--- Data ---

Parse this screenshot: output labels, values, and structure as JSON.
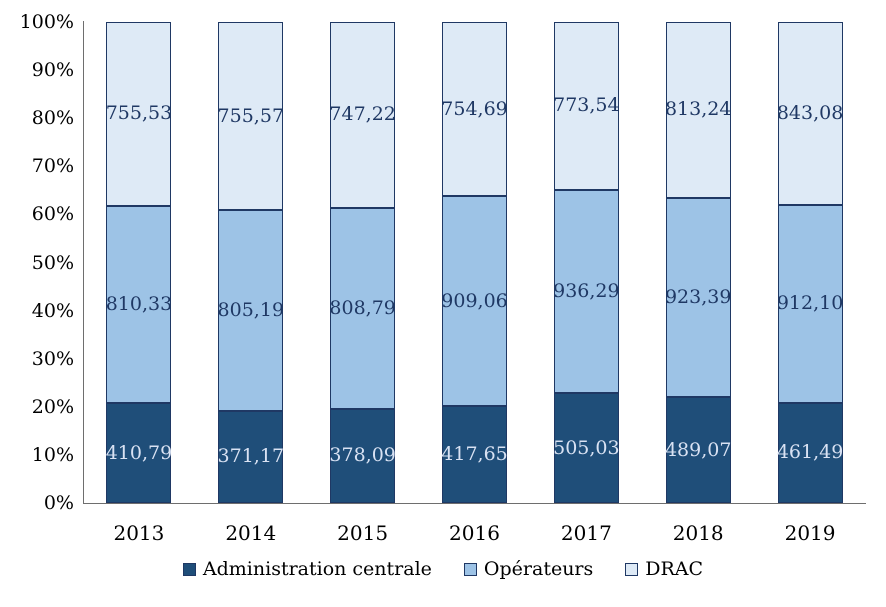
{
  "chart_data": {
    "type": "bar",
    "variant": "stacked-100-percent",
    "title": "",
    "xlabel": "",
    "ylabel": "",
    "grid": false,
    "categories": [
      "2013",
      "2014",
      "2015",
      "2016",
      "2017",
      "2018",
      "2019"
    ],
    "series": [
      {
        "name": "Administration centrale",
        "color": "#1F4E79",
        "label_color": "#D9E2F3",
        "values": [
          410.79,
          371.17,
          378.09,
          417.65,
          505.03,
          489.07,
          461.49
        ],
        "labels": [
          "410,79",
          "371,17",
          "378,09",
          "417,65",
          "505,03",
          "489,07",
          "461,49"
        ]
      },
      {
        "name": "Opérateurs",
        "color": "#9DC3E6",
        "label_color": "#1F3864",
        "values": [
          810.33,
          805.19,
          808.79,
          909.06,
          936.29,
          923.39,
          912.1
        ],
        "labels": [
          "810,33",
          "805,19",
          "808,79",
          "909,06",
          "936,29",
          "923,39",
          "912,10"
        ]
      },
      {
        "name": "DRAC",
        "color": "#DEEAF6",
        "label_color": "#1F3864",
        "values": [
          755.53,
          755.57,
          747.22,
          754.69,
          773.54,
          813.24,
          843.08
        ],
        "labels": [
          "755,53",
          "755,57",
          "747,22",
          "754,69",
          "773,54",
          "813,24",
          "843,08"
        ]
      }
    ],
    "y_axis": {
      "min": 0,
      "max": 100,
      "tick_labels": [
        "0%",
        "10%",
        "20%",
        "30%",
        "40%",
        "50%",
        "60%",
        "70%",
        "80%",
        "90%",
        "100%"
      ]
    },
    "legend": {
      "position": "bottom",
      "entries": [
        "Administration centrale",
        "Opérateurs",
        "DRAC"
      ]
    },
    "colors": {
      "segment_border": "#1F3864",
      "axis_line": "#6e6e6e",
      "axis_text": "#000000"
    }
  }
}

---

◆ Aim of the exercise:
Your task is to list each line of the records with the word "name".

◆ Correct result:
        "name": "Administration centrale",
        "name": "Opérateurs",
        "name": "DRAC",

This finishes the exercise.